____ ROWS

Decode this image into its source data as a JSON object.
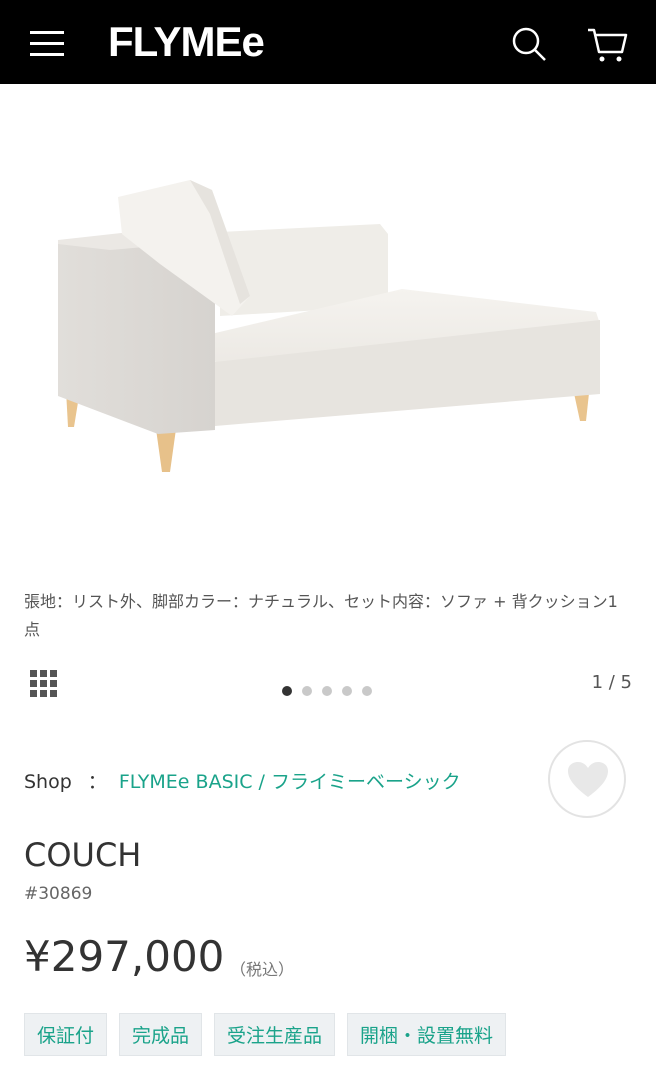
{
  "header": {
    "logo": "FLYMEe",
    "menu_icon": "menu-icon",
    "search_icon": "search-icon",
    "cart_icon": "cart-icon"
  },
  "gallery": {
    "caption": "張地：リスト外、脚部カラー：ナチュラル、セット内容：ソファ + 背クッション1点",
    "page_counter": "1 / 5",
    "dot_count": 5,
    "active_dot": 1
  },
  "product": {
    "shop_label": "Shop",
    "shop_sep": "：",
    "shop_name": "FLYMEe BASIC / フライミーベーシック",
    "name": "COUCH",
    "sku": "#30869",
    "price": "¥297,000",
    "tax_note": "（税込）",
    "tags": [
      "保証付",
      "完成品",
      "受注生産品",
      "開梱・設置無料"
    ]
  },
  "colors": {
    "accent": "#1aa38a",
    "header_bg": "#000000"
  }
}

________

GIVEN TASK: Copy the records above exactly, leaving out every picture.

RESPONSE TO THIS EXERCISE:
Decode this image into its source data as a JSON object.
{
  "header": {
    "logo": "FLYMEe",
    "menu_icon": "menu-icon",
    "search_icon": "search-icon",
    "cart_icon": "cart-icon"
  },
  "gallery": {
    "caption": "張地：リスト外、脚部カラー：ナチュラル、セット内容：ソファ + 背クッション1点",
    "page_counter": "1 / 5",
    "dot_count": 5,
    "active_dot": 1
  },
  "product": {
    "shop_label": "Shop",
    "shop_sep": "：",
    "shop_name": "FLYMEe BASIC / フライミーベーシック",
    "name": "COUCH",
    "sku": "#30869",
    "price": "¥297,000",
    "tax_note": "（税込）",
    "tags": [
      "保証付",
      "完成品",
      "受注生産品",
      "開梱・設置無料"
    ]
  },
  "colors": {
    "accent": "#1aa38a",
    "header_bg": "#000000"
  }
}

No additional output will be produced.